** start **

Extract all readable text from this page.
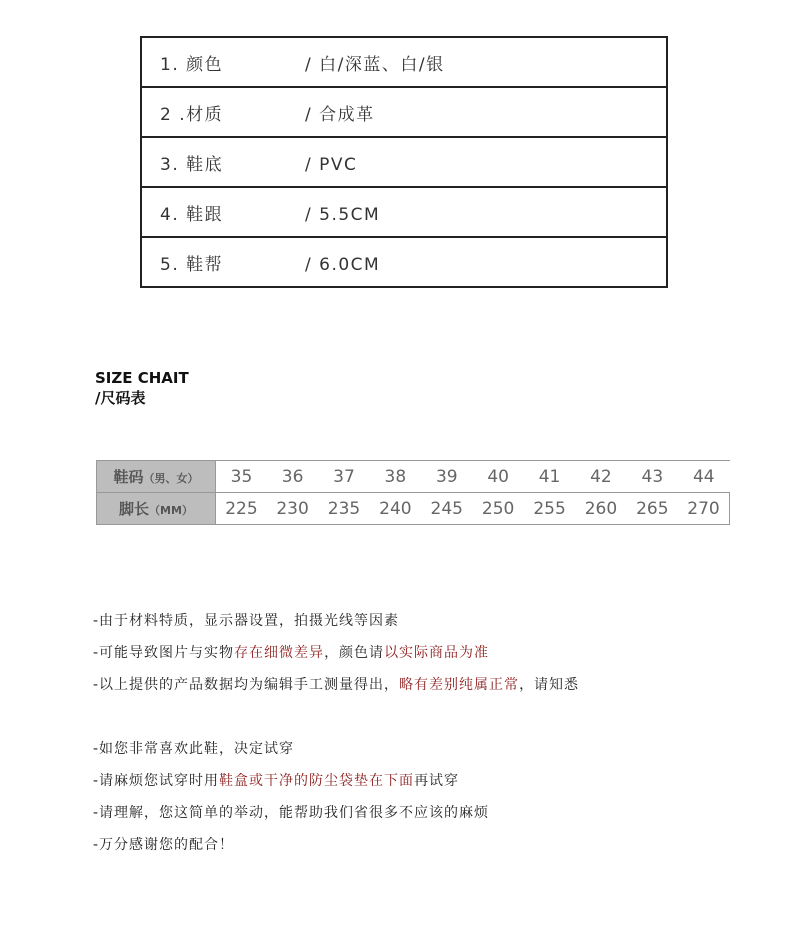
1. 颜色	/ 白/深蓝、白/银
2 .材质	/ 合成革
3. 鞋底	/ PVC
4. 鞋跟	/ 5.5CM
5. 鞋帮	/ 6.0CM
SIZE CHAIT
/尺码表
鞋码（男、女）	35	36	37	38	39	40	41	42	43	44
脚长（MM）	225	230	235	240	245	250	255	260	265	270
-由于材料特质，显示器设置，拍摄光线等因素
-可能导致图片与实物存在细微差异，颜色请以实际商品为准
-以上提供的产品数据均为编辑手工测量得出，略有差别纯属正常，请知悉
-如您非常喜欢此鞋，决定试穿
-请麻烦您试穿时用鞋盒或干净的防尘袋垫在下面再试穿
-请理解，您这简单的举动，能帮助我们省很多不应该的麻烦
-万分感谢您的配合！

** end **

Work to complete: The listing above needs to be output again exactly. Don't include the pictures.

Worked answer:
Extract all readable text from this page.
1. 颜色	/ 白/深蓝、白/银
2 .材质	/ 合成革
3. 鞋底	/ PVC
4. 鞋跟	/ 5.5CM
5. 鞋帮	/ 6.0CM
SIZE CHAIT
/尺码表
鞋码（男、女）	35	36	37	38	39	40	41	42	43	44
脚长（MM）	225	230	235	240	245	250	255	260	265	270
-由于材料特质，显示器设置，拍摄光线等因素
-可能导致图片与实物存在细微差异，颜色请以实际商品为准
-以上提供的产品数据均为编辑手工测量得出，略有差别纯属正常，请知悉
-如您非常喜欢此鞋，决定试穿
-请麻烦您试穿时用鞋盒或干净的防尘袋垫在下面再试穿
-请理解，您这简单的举动，能帮助我们省很多不应该的麻烦
-万分感谢您的配合！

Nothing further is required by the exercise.